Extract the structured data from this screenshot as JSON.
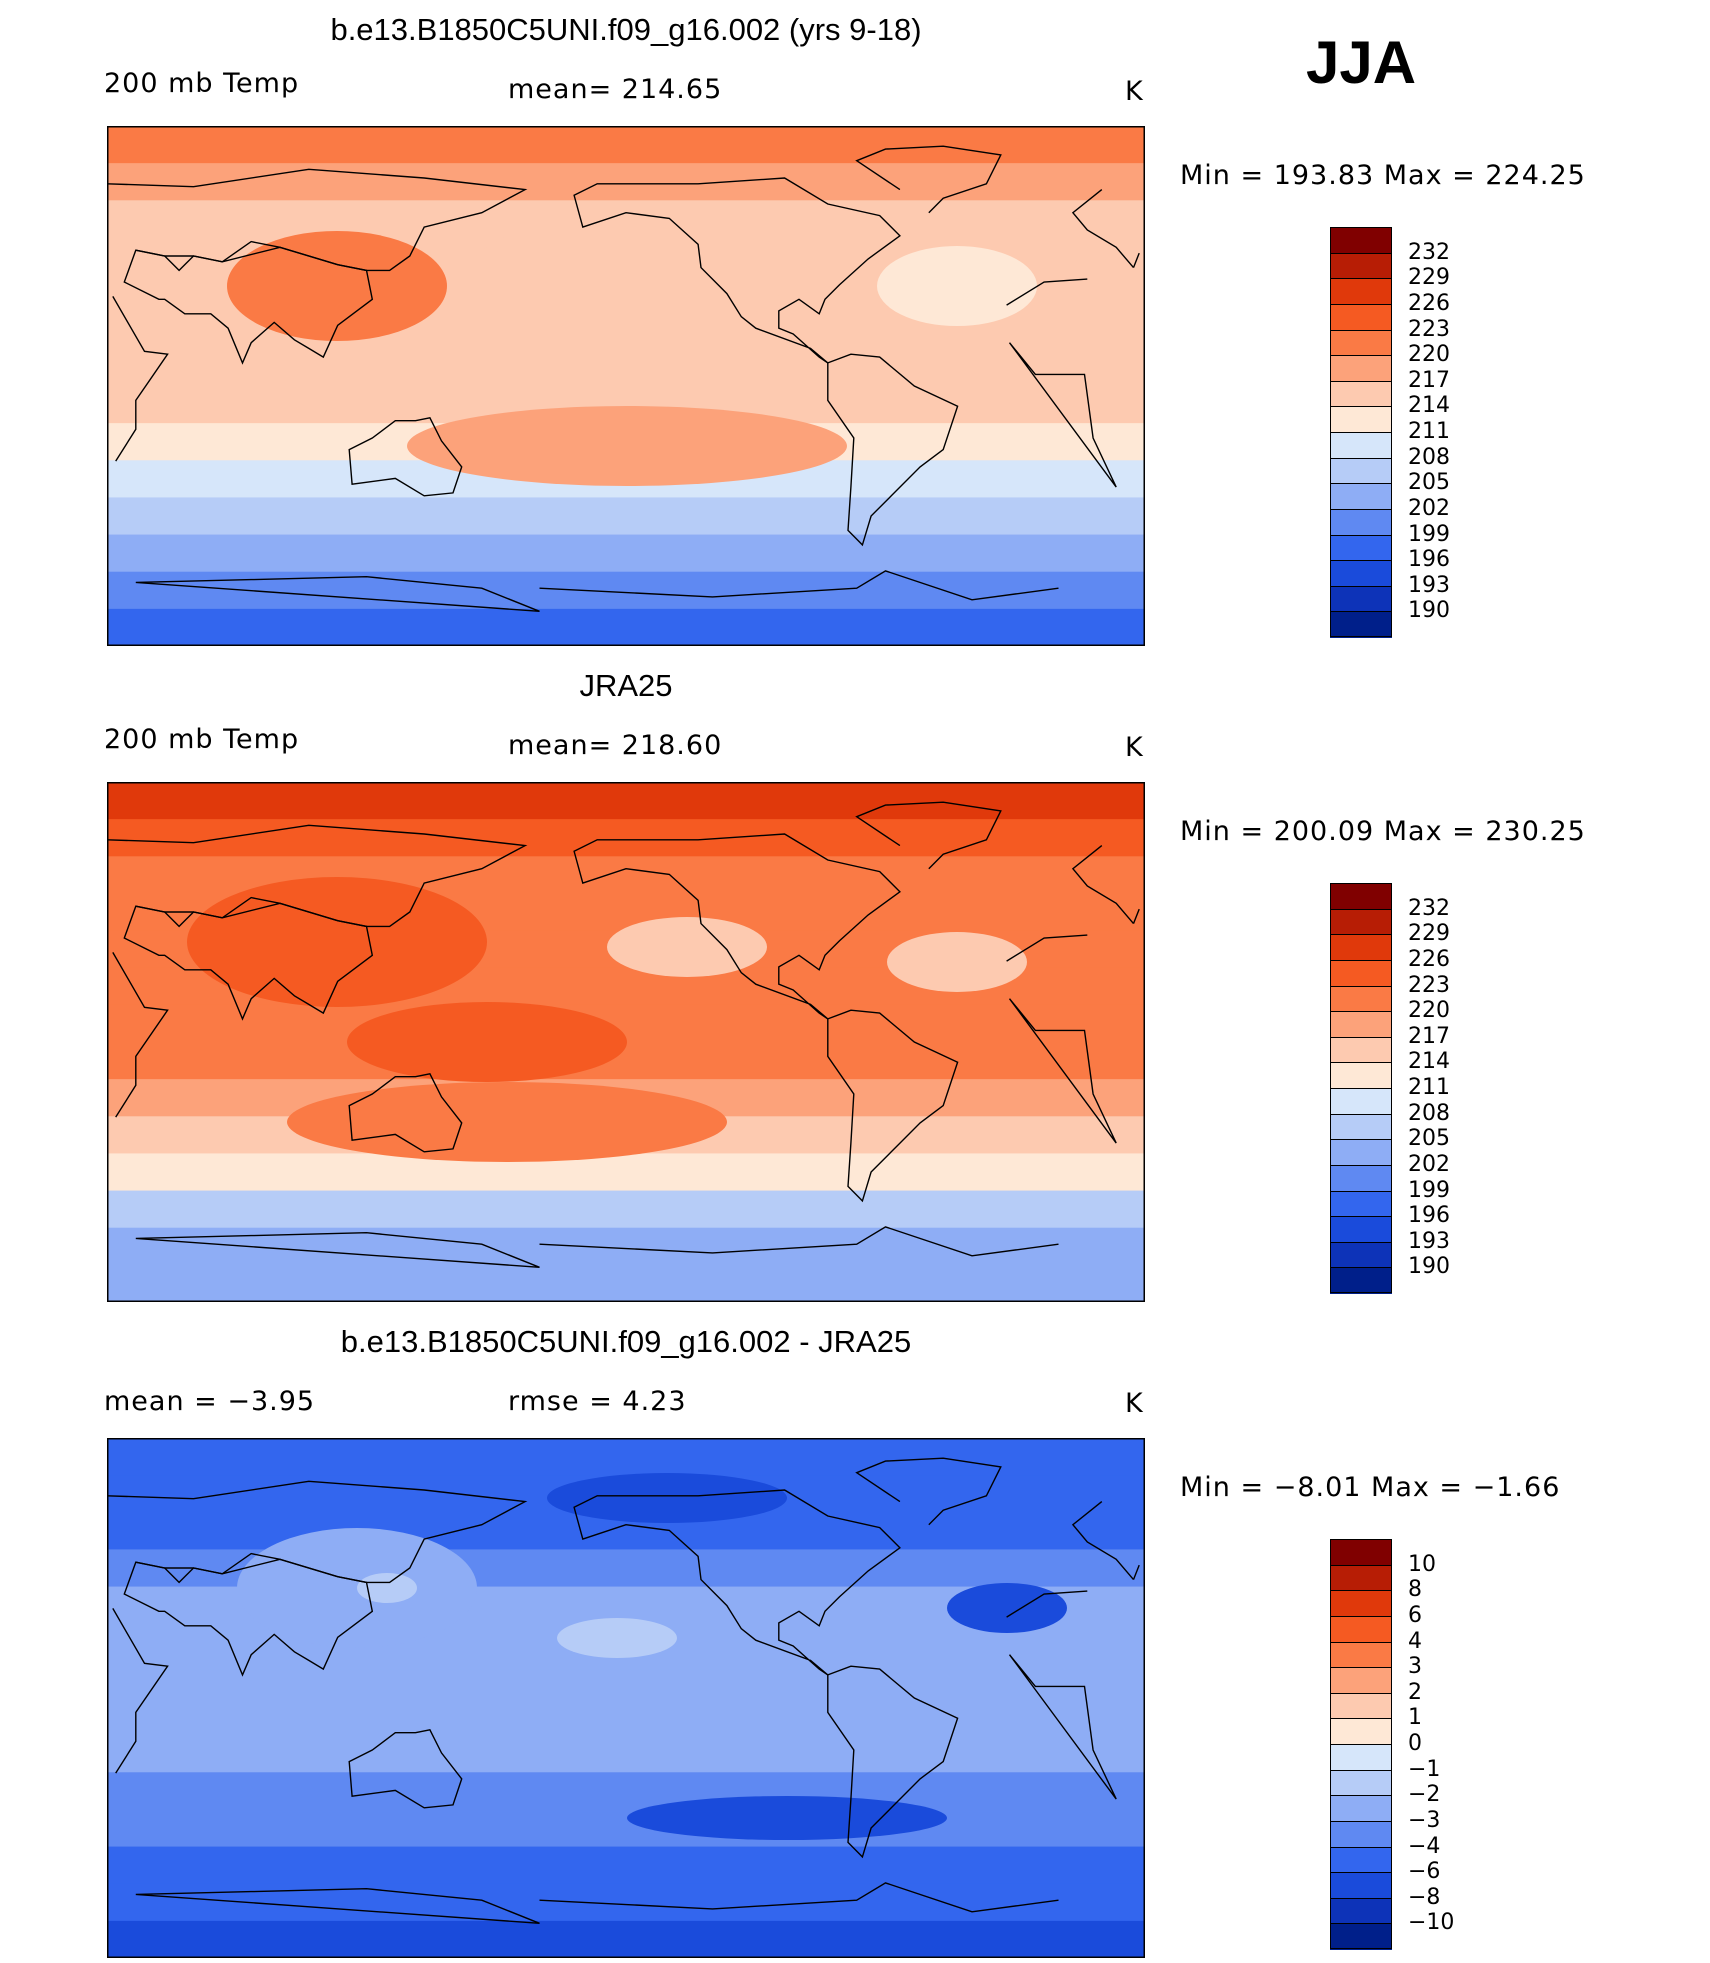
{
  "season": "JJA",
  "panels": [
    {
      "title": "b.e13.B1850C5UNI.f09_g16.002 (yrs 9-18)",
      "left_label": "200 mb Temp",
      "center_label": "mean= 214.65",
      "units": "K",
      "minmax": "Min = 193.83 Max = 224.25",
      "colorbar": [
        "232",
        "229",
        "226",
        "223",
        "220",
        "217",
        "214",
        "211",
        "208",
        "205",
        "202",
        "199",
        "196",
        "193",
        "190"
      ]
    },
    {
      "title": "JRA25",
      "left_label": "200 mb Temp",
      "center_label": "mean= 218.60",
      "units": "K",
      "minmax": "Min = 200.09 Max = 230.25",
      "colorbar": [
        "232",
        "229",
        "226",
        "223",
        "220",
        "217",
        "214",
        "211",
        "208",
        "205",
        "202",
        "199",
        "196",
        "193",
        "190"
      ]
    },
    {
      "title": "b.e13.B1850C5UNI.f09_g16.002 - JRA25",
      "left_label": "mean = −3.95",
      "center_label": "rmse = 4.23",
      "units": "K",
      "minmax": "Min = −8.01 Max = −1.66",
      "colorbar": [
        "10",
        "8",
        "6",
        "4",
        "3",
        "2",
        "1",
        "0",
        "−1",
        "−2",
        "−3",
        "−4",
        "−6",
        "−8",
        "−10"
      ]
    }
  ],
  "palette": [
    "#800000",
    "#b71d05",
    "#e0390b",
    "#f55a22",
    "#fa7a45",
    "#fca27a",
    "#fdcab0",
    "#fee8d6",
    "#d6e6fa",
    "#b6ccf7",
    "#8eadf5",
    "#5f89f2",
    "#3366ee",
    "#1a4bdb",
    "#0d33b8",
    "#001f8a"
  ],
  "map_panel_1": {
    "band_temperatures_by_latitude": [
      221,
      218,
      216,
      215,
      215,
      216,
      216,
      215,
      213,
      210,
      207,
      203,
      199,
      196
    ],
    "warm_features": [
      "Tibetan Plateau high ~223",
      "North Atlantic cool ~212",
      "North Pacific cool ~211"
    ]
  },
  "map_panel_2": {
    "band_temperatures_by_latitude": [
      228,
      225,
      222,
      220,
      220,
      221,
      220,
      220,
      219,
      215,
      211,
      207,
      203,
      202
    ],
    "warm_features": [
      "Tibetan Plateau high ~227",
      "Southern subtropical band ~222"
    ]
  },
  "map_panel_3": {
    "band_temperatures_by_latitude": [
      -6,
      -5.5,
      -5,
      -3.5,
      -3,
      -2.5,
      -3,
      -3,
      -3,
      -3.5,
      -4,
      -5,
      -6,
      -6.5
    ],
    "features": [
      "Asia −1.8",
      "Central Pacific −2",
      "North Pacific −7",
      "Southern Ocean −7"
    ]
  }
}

──────

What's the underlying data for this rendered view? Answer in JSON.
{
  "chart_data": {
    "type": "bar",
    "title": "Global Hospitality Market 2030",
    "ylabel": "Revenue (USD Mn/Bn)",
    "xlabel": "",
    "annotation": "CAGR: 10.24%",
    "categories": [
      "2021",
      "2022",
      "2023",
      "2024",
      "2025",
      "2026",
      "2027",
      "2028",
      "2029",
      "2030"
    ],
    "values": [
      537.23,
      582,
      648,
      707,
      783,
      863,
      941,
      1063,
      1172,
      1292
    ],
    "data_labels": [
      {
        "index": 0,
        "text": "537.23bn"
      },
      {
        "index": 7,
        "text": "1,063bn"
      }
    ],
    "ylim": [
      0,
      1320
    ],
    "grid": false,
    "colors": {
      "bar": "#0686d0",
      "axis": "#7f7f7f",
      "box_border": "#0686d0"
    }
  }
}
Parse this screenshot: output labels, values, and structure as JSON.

──────

- [TASK GOAL]: Nothing beyond the lines starting at the line containing "What's the underlying" and ending at the line containing "Parse this screenshot: output" is to be reproduced; reproduce those lines exactly, both ends included.

- [EXPECTED OUTPUT]:
What's the underlying data for this rendered view? Answer in JSON.
{
  "chart_data": {
    "type": "bar",
    "title": "Global Hospitality Market 2030",
    "ylabel": "Revenue (USD Mn/Bn)",
    "xlabel": "",
    "annotation": "CAGR: 10.24%",
    "categories": [
      "2021",
      "2022",
      "2023",
      "2024",
      "2025",
      "2026",
      "2027",
      "2028",
      "2029",
      "2030"
    ],
    "values": [
      537.23,
      582,
      648,
      707,
      783,
      863,
      941,
      1063,
      1172,
      1292
    ],
    "data_labels": [
      {
        "index": 0,
        "text": "537.23bn"
      },
      {
        "index": 7,
        "text": "1,063bn"
      }
    ],
    "ylim": [
      0,
      1320
    ],
    "grid": false,
    "colors": {
      "bar": "#0686d0",
      "axis": "#7f7f7f",
      "box_border": "#0686d0"
    }
  }
}
Parse this screenshot: output labels, values, and structure as JSON.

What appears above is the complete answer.